Source extract:
-------------------------

5th Indonesian Minister of Religious Affairs
- In office 11 November 1947 – 21 January 1950
- President: Sukarno
- Preceded by: Anwaruddin
- Succeeded by: Wahid Hasyim
- In office 30 July 1953 – 12 August 1955
- President: Sukarno
- Preceded by: Fakih Usman
- Succeeded by: Muhammad Ilyas

Personal details
- Born: 15 December 1917 Malang, East Java, Dutch East Indies
- Died: 25 December 1994 (aged 77) Malang, Indonesia
- Party: United Development Party
- Profession: Politician
- Known for: Co-founder of PPP

= Masjkur =

Co-Founder of the United Development Party (c. 1917 – 1994

Masjkur (EISS: Masykur; 15 December 1917 ‒ 25 December 1994) was and Indonesian politician. He was one of the Founding Fathers of the United Development Party. He also served the Minister of Religious Affairs of the Republic of Indonesia during President Sukarno era.

-------------------------

Exercise directions: Copy the Masjkur biography from "Masjkur (EISS: Masykur;" up to and including "President Sukarno era.", changing "Founding Fathers" to "founders".

Data provided:

-------------------------

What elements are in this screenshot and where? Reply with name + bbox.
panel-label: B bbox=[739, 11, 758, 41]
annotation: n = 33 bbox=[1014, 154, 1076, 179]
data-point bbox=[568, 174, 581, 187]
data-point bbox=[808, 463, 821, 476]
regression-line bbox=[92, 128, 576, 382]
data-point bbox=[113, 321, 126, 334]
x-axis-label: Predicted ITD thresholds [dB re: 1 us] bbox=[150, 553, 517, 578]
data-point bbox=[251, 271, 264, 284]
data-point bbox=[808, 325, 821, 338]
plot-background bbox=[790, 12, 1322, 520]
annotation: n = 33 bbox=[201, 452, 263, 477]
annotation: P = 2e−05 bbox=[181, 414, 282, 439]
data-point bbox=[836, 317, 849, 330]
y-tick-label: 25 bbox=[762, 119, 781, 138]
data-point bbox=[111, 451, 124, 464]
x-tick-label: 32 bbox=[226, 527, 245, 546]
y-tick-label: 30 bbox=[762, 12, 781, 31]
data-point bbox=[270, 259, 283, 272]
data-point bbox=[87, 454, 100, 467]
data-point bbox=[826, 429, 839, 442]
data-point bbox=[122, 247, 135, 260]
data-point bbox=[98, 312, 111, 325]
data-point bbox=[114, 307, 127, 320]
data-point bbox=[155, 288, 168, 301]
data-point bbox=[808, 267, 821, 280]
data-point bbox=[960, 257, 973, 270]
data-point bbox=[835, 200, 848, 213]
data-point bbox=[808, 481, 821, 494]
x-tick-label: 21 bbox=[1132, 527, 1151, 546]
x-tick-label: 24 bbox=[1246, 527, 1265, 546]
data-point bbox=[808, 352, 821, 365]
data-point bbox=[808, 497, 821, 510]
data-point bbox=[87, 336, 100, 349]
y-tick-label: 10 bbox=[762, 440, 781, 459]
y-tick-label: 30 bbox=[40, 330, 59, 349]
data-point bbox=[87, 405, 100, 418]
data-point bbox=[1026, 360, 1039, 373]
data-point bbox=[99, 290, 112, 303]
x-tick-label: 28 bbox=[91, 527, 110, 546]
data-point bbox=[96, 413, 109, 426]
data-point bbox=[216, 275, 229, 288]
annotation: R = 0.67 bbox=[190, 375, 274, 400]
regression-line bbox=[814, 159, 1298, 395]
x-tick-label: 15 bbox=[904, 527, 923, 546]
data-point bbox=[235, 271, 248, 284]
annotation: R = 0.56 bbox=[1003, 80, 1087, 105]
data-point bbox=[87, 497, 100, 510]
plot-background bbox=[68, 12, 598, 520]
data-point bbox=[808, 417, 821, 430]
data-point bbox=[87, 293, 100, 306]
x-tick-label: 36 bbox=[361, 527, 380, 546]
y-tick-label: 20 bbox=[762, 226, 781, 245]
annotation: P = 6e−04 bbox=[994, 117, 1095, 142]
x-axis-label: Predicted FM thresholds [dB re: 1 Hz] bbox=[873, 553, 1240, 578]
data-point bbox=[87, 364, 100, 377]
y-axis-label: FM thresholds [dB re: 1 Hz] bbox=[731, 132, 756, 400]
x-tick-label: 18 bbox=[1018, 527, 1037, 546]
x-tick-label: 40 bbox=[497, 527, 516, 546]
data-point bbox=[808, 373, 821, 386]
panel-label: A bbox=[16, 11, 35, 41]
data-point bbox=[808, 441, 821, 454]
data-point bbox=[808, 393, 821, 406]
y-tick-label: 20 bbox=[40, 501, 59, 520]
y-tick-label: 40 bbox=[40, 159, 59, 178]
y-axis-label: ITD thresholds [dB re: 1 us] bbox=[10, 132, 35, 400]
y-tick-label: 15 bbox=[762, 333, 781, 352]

-------------------------

Answer area:
Masjkur (EISS: Masykur; 15 December 1917 ‒ 25 December 1994) was and Indonesian politician. He was one of the founders of the United Development Party. He also served the Minister of Religious Affairs of the Republic of Indonesia during President Sukarno era.